- [Task directions]: Copy out the listing in full, exactly as written, but not its pictures.

- [Data provided]:

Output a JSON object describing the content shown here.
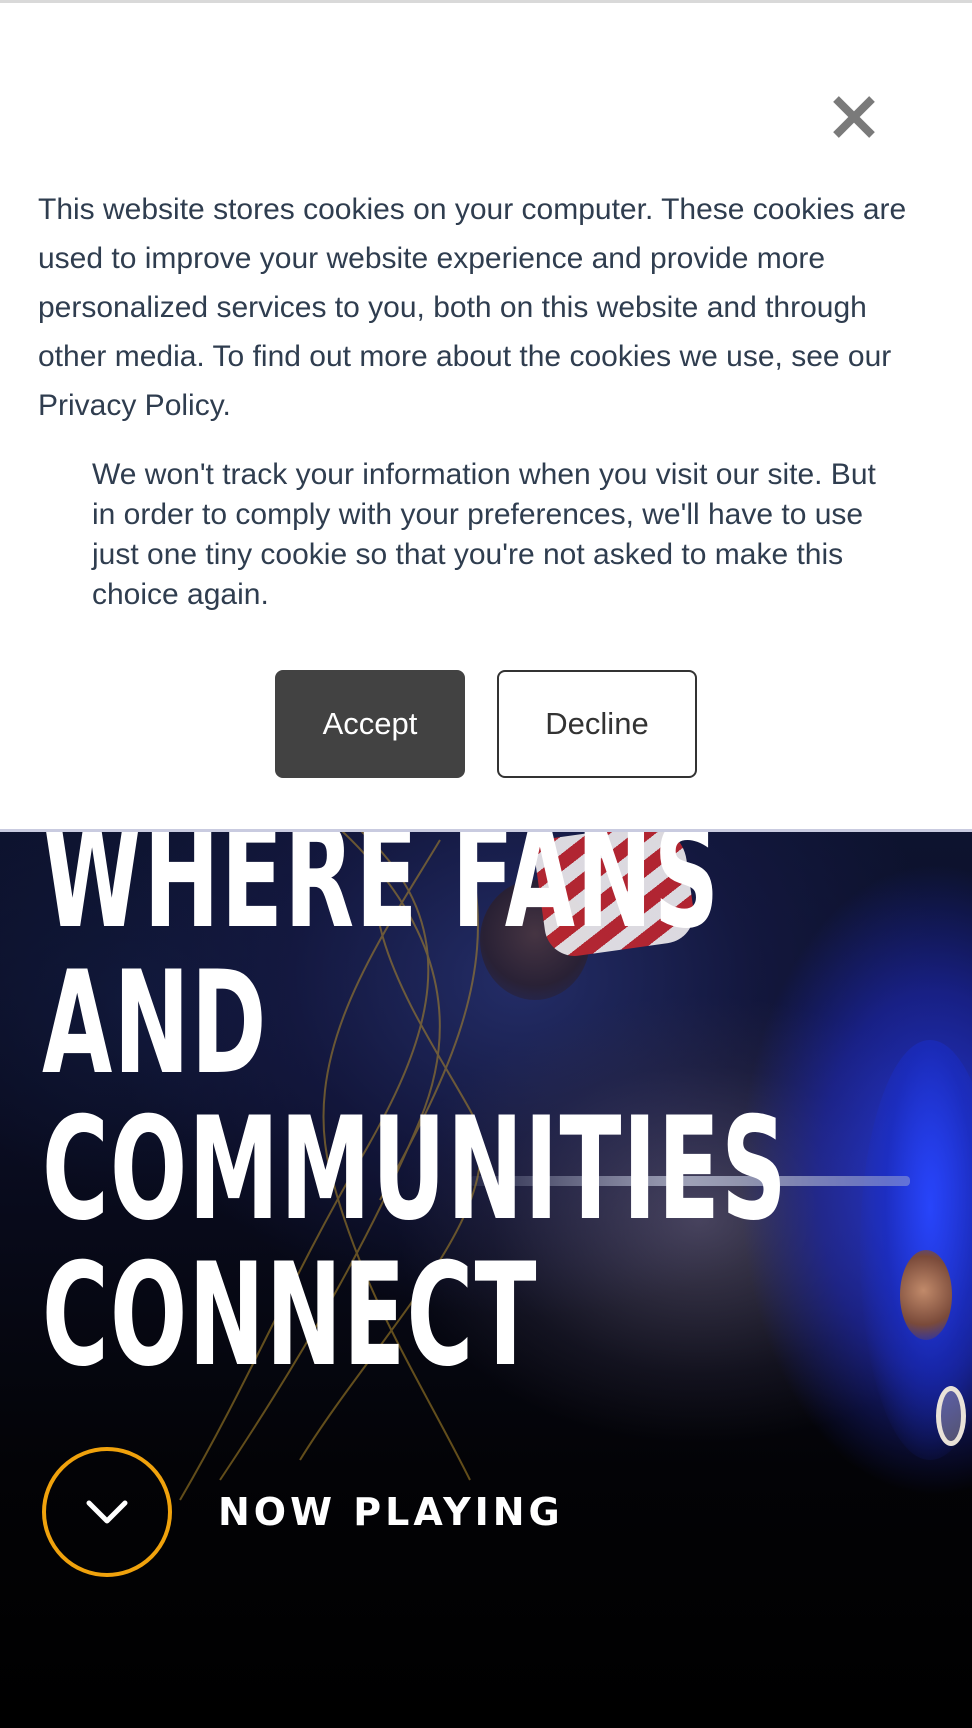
{
  "cookie_banner": {
    "close_icon": "close-icon",
    "message": "This website stores cookies on your computer. These cookies are used to improve your website experience and provide more personalized services to you, both on this website and through other media. To find out more about the cookies we use, see our Privacy Policy.",
    "decline_note": "We won't track your information when you visit our site. But in order to comply with your preferences, we'll have to use just one tiny cookie so that you're not asked to make this choice again.",
    "accept_label": "Accept",
    "decline_label": "Decline"
  },
  "hero": {
    "title_lines": [
      "WHERE FANS",
      "AND",
      "COMMUNITIES",
      "CONNECT"
    ],
    "now_playing": {
      "icon": "chevron-down-icon",
      "label": "NOW PLAYING"
    }
  },
  "colors": {
    "accent_ring": "#f0a20c",
    "accept_bg": "#424242",
    "banner_text": "#2f3d4f"
  }
}
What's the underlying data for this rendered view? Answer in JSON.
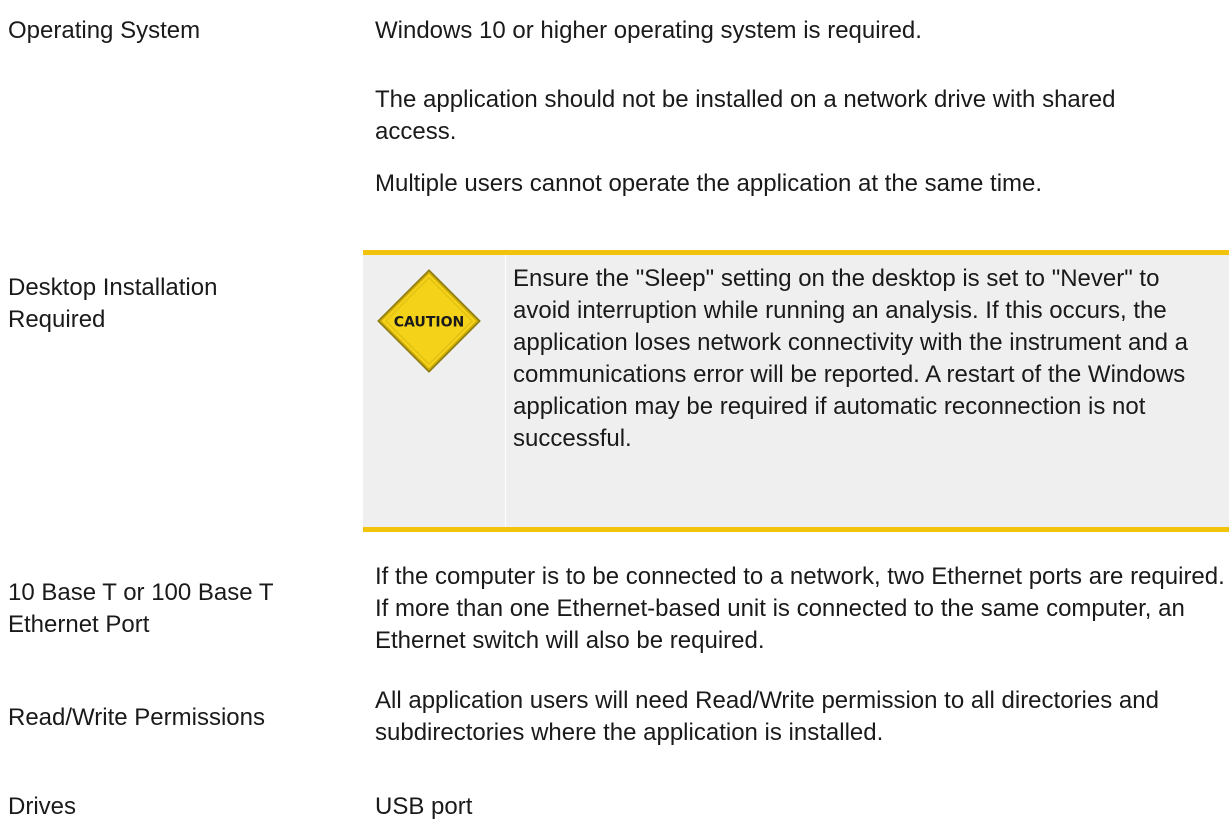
{
  "rows": [
    {
      "label": "Operating System",
      "desc": "Windows 10 or higher operating system is required."
    },
    {
      "label": "Desktop Installation Required",
      "paragraphs": [
        "The application should not be installed on a network drive with shared access.",
        "Multiple users cannot operate the application at the same time."
      ],
      "caution": {
        "icon_label": "CAUTION",
        "text": "Ensure the \"Sleep\" setting on the desktop is set to \"Never\" to avoid interruption while running an analysis. If this occurs, the application loses network connectivity with the instrument and a communications error will be reported. A restart of the Windows application may be required if automatic reconnection is not successful."
      }
    },
    {
      "label": "10 Base T or 100 Base T Ethernet Port",
      "desc": "If the computer is to be connected to a network, two Ethernet ports are required. If more than one Ethernet-based unit is connected to the same computer, an Ethernet switch will also be required."
    },
    {
      "label": "Read/Write Permissions",
      "desc": "All application users will need Read/Write permission to all directories and subdirectories where the application is installed."
    },
    {
      "label": "Drives",
      "desc": "USB port"
    }
  ],
  "colors": {
    "row_background": "#efefef",
    "caution_border": "#f1c30d",
    "caution_sign": "#f3d219"
  }
}
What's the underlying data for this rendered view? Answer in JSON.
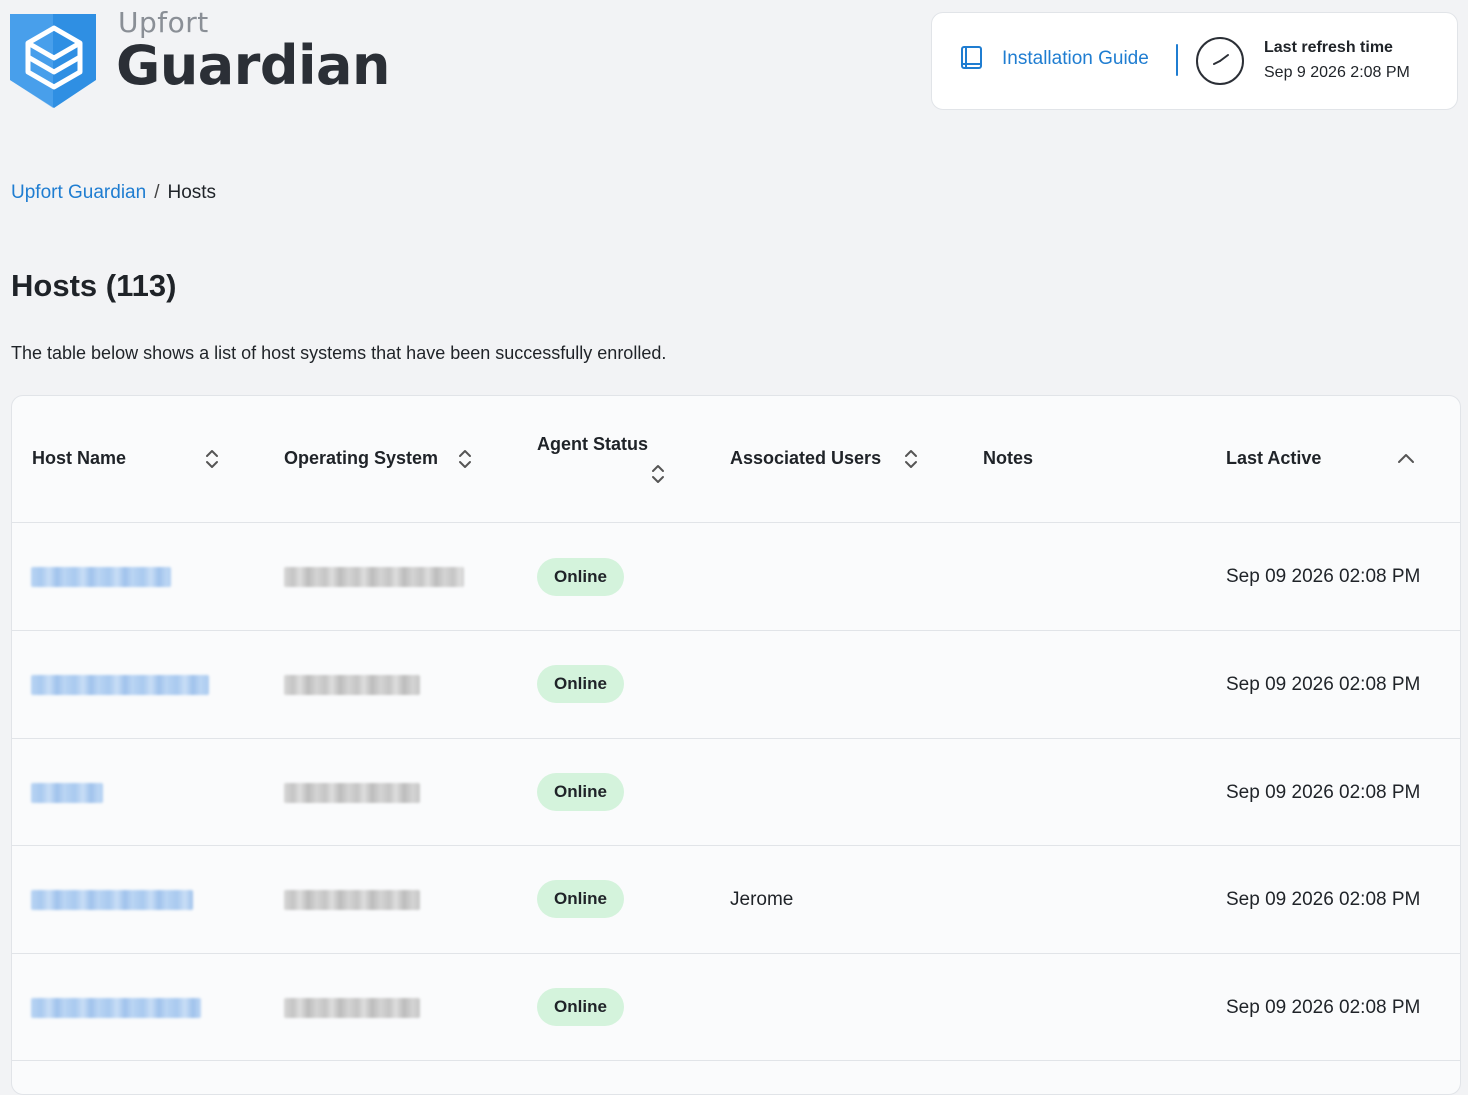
{
  "brand": {
    "top": "Upfort",
    "main": "Guardian"
  },
  "header": {
    "guide_label": "Installation Guide",
    "refresh_label": "Last refresh time",
    "refresh_time": "Sep 9 2026 2:08 PM",
    "accent_color": "#1f7dd1"
  },
  "breadcrumb": {
    "root": "Upfort Guardian",
    "separator": "/",
    "current": "Hosts"
  },
  "page": {
    "title": "Hosts (113)",
    "description": "The table below shows a list of host systems that have been successfully enrolled."
  },
  "table": {
    "columns": [
      {
        "label": "Host Name",
        "sort": "none"
      },
      {
        "label": "Operating System",
        "sort": "none"
      },
      {
        "label": "Agent Status",
        "sort": "none"
      },
      {
        "label": "Associated Users",
        "sort": "none"
      },
      {
        "label": "Notes",
        "sort": null
      },
      {
        "label": "Last Active",
        "sort": "ascending"
      }
    ],
    "rows": [
      {
        "host": "[redacted]",
        "os": "[redacted]",
        "status": "Online",
        "users": "",
        "notes": "",
        "last_active": "Sep 09 2026 02:08 PM"
      },
      {
        "host": "[redacted]",
        "os": "[redacted]",
        "status": "Online",
        "users": "",
        "notes": "",
        "last_active": "Sep 09 2026 02:08 PM"
      },
      {
        "host": "[redacted]",
        "os": "[redacted]",
        "status": "Online",
        "users": "",
        "notes": "",
        "last_active": "Sep 09 2026 02:08 PM"
      },
      {
        "host": "[redacted]",
        "os": "[redacted]",
        "status": "Online",
        "users": "Jerome",
        "notes": "",
        "last_active": "Sep 09 2026 02:08 PM"
      },
      {
        "host": "[redacted]",
        "os": "[redacted]",
        "status": "Online",
        "users": "",
        "notes": "",
        "last_active": "Sep 09 2026 02:08 PM"
      }
    ],
    "status_color": "#d4f3dc"
  }
}
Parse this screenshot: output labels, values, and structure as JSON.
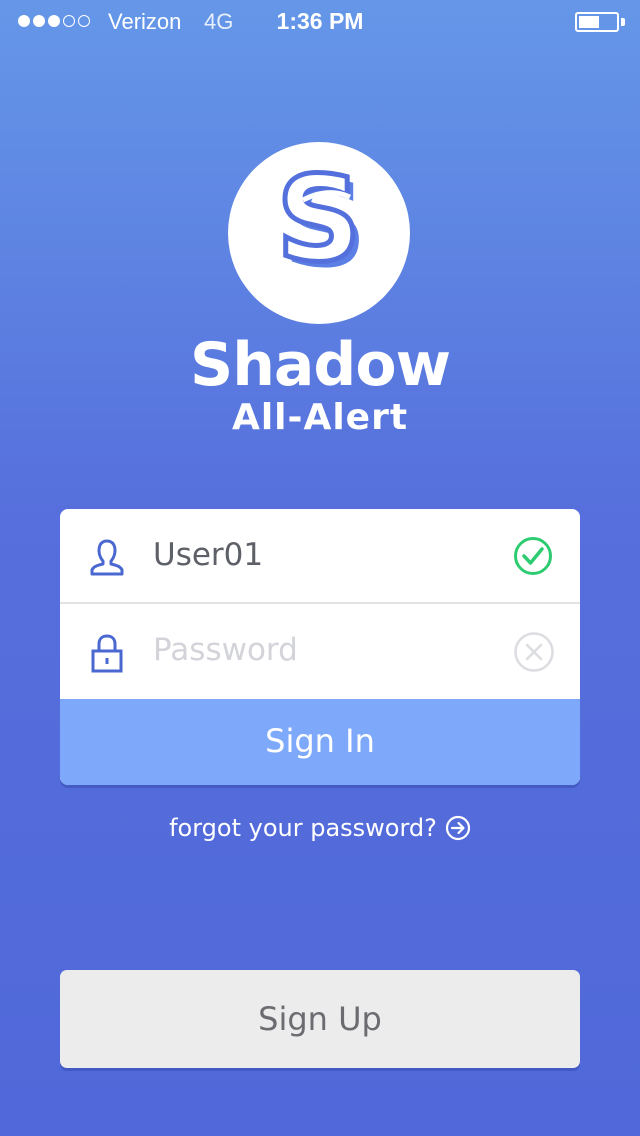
{
  "status_bar": {
    "carrier": "Verizon",
    "network": "4G",
    "time": "1:36 PM",
    "signal_bars_filled": 3,
    "signal_bars_total": 5,
    "battery_level": 0.55
  },
  "logo": {
    "icon": "shadow-s-logo",
    "name": "Shadow",
    "subtitle": "All-Alert"
  },
  "login_form": {
    "username": {
      "value": "User01",
      "icon": "user-icon",
      "status": "valid",
      "status_icon": "check-circle-icon"
    },
    "password": {
      "placeholder": "Password",
      "icon": "lock-icon",
      "status_icon": "clear-circle-icon"
    },
    "sign_in_label": "Sign In"
  },
  "forgot_password": {
    "label": "forgot your password?",
    "icon": "arrow-right-circle-icon"
  },
  "sign_up_label": "Sign Up",
  "colors": {
    "background_top": "#6597e8",
    "background_bottom": "#5068d9",
    "primary_button": "#7ea9fa",
    "icon_accent": "#4a68d0",
    "valid_green": "#2ecc71",
    "secondary_button": "#ececed"
  }
}
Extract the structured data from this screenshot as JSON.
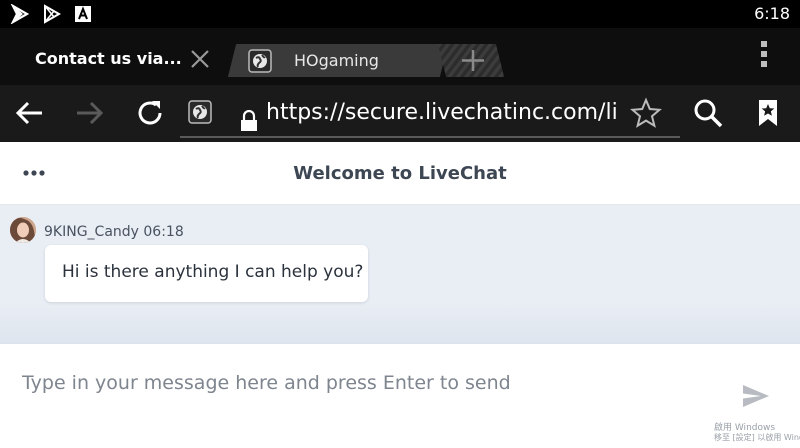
{
  "status_bar": {
    "time": "6:18",
    "icons": [
      "notification-flag-icon",
      "play-store-icon",
      "android-app-icon"
    ]
  },
  "tabs": [
    {
      "title": "Contact us via...",
      "active": true,
      "favicon": "close-icon"
    },
    {
      "title": "HOgaming",
      "active": false,
      "favicon": "globe-icon"
    }
  ],
  "toolbar": {
    "url": "https://secure.livechatinc.com/lice",
    "icons": [
      "back-arrow-icon",
      "forward-arrow-icon",
      "refresh-icon",
      "globe-icon",
      "lock-icon",
      "star-icon",
      "search-icon",
      "bookmark-icon"
    ]
  },
  "chat": {
    "header_title": "Welcome to LiveChat",
    "message": {
      "author": "9KING_Candy",
      "time": "06:18",
      "meta": "9KING_Candy 06:18",
      "text": "Hi is there anything I can help you?"
    },
    "input_placeholder": "Type in your message here and press Enter to send"
  },
  "watermark": {
    "line1": "啟用 Windows",
    "line2": "移至 [設定] 以啟用 Windo"
  },
  "colors": {
    "status_bar": "#000000",
    "tab_strip": "#0e0e0e",
    "toolbar": "#1a1a1a",
    "chat_area": "#e9eef5",
    "header_text": "#3d4653"
  }
}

- [Result for this task]:
Output a JSON object describing the content shown here.
{
  "cookie_banner": {
    "close_icon": "close-icon",
    "message": "This website stores cookies on your computer. These cookies are used to improve your website experience and provide more personalized services to you, both on this website and through other media. To find out more about the cookies we use, see our Privacy Policy.",
    "decline_note": "We won't track your information when you visit our site. But in order to comply with your preferences, we'll have to use just one tiny cookie so that you're not asked to make this choice again.",
    "accept_label": "Accept",
    "decline_label": "Decline"
  },
  "hero": {
    "title_lines": [
      "WHERE FANS",
      "AND",
      "COMMUNITIES",
      "CONNECT"
    ],
    "now_playing": {
      "icon": "chevron-down-icon",
      "label": "NOW PLAYING"
    }
  },
  "colors": {
    "accent_ring": "#f0a20c",
    "accept_bg": "#424242",
    "banner_text": "#2f3d4f"
  }
}
What's the underlying data for this rendered view? Answer in JSON.
{
  "rows": [
    {
      "label": "Operating System",
      "desc": "Windows 10 or higher operating system is required."
    },
    {
      "label": "Desktop Installation Required",
      "paragraphs": [
        "The application should not be installed on a network drive with shared access.",
        "Multiple users cannot operate the application at the same time."
      ],
      "caution": {
        "icon_label": "CAUTION",
        "text": "Ensure the \"Sleep\" setting on the desktop is set to \"Never\" to avoid interruption while running an analysis. If this occurs, the application loses network connectivity with the instrument and a communications error will be reported. A restart of the Windows application may be required if automatic reconnection is not successful."
      }
    },
    {
      "label": "10 Base T or 100 Base T Ethernet Port",
      "desc": "If the computer is to be connected to a network, two Ethernet ports are required. If more than one Ethernet-based unit is connected to the same computer, an Ethernet switch will also be required."
    },
    {
      "label": "Read/Write Permissions",
      "desc": "All application users will need Read/Write permission to all directories and subdirectories where the application is installed."
    },
    {
      "label": "Drives",
      "desc": "USB port"
    }
  ],
  "colors": {
    "row_background": "#efefef",
    "caution_border": "#f1c30d",
    "caution_sign": "#f3d219"
  }
}
What's the underlying data for this rendered view? Answer in JSON.
{
  "brand": {
    "top": "Upfort",
    "main": "Guardian"
  },
  "header": {
    "guide_label": "Installation Guide",
    "refresh_label": "Last refresh time",
    "refresh_time": "Sep 9 2026 2:08 PM",
    "accent_color": "#1f7dd1"
  },
  "breadcrumb": {
    "root": "Upfort Guardian",
    "separator": "/",
    "current": "Hosts"
  },
  "page": {
    "title": "Hosts (113)",
    "description": "The table below shows a list of host systems that have been successfully enrolled."
  },
  "table": {
    "columns": [
      {
        "label": "Host Name",
        "sort": "none"
      },
      {
        "label": "Operating System",
        "sort": "none"
      },
      {
        "label": "Agent Status",
        "sort": "none"
      },
      {
        "label": "Associated Users",
        "sort": "none"
      },
      {
        "label": "Notes",
        "sort": null
      },
      {
        "label": "Last Active",
        "sort": "ascending"
      }
    ],
    "rows": [
      {
        "host": "[redacted]",
        "os": "[redacted]",
        "status": "Online",
        "users": "",
        "notes": "",
        "last_active": "Sep 09 2026 02:08 PM"
      },
      {
        "host": "[redacted]",
        "os": "[redacted]",
        "status": "Online",
        "users": "",
        "notes": "",
        "last_active": "Sep 09 2026 02:08 PM"
      },
      {
        "host": "[redacted]",
        "os": "[redacted]",
        "status": "Online",
        "users": "",
        "notes": "",
        "last_active": "Sep 09 2026 02:08 PM"
      },
      {
        "host": "[redacted]",
        "os": "[redacted]",
        "status": "Online",
        "users": "Jerome",
        "notes": "",
        "last_active": "Sep 09 2026 02:08 PM"
      },
      {
        "host": "[redacted]",
        "os": "[redacted]",
        "status": "Online",
        "users": "",
        "notes": "",
        "last_active": "Sep 09 2026 02:08 PM"
      }
    ],
    "status_color": "#d4f3dc"
  }
}
Parse this screenshot: output labels, values, and structure as JSON.
{
  "status_bar": {
    "carrier": "Verizon",
    "network": "4G",
    "time": "1:36 PM",
    "signal_bars_filled": 3,
    "signal_bars_total": 5,
    "battery_level": 0.55
  },
  "logo": {
    "icon": "shadow-s-logo",
    "name": "Shadow",
    "subtitle": "All-Alert"
  },
  "login_form": {
    "username": {
      "value": "User01",
      "icon": "user-icon",
      "status": "valid",
      "status_icon": "check-circle-icon"
    },
    "password": {
      "placeholder": "Password",
      "icon": "lock-icon",
      "status_icon": "clear-circle-icon"
    },
    "sign_in_label": "Sign In"
  },
  "forgot_password": {
    "label": "forgot your password?",
    "icon": "arrow-right-circle-icon"
  },
  "sign_up_label": "Sign Up",
  "colors": {
    "background_top": "#6597e8",
    "background_bottom": "#5068d9",
    "primary_button": "#7ea9fa",
    "icon_accent": "#4a68d0",
    "valid_green": "#2ecc71",
    "secondary_button": "#ececed"
  }
}
Extract the structured data from this screenshot as JSON.
{
  "status_bar": {
    "time": "6:18",
    "icons": [
      "notification-flag-icon",
      "play-store-icon",
      "android-app-icon"
    ]
  },
  "tabs": [
    {
      "title": "Contact us via...",
      "active": true,
      "favicon": "close-icon"
    },
    {
      "title": "HOgaming",
      "active": false,
      "favicon": "globe-icon"
    }
  ],
  "toolbar": {
    "url": "https://secure.livechatinc.com/lice",
    "icons": [
      "back-arrow-icon",
      "forward-arrow-icon",
      "refresh-icon",
      "globe-icon",
      "lock-icon",
      "star-icon",
      "search-icon",
      "bookmark-icon"
    ]
  },
  "chat": {
    "header_title": "Welcome to LiveChat",
    "message": {
      "author": "9KING_Candy",
      "time": "06:18",
      "meta": "9KING_Candy 06:18",
      "text": "Hi is there anything I can help you?"
    },
    "input_placeholder": "Type in your message here and press Enter to send"
  },
  "watermark": {
    "line1": "啟用 Windows",
    "line2": "移至 [設定] 以啟用 Windo"
  },
  "colors": {
    "status_bar": "#000000",
    "tab_strip": "#0e0e0e",
    "toolbar": "#1a1a1a",
    "chat_area": "#e9eef5",
    "header_text": "#3d4653"
  }
}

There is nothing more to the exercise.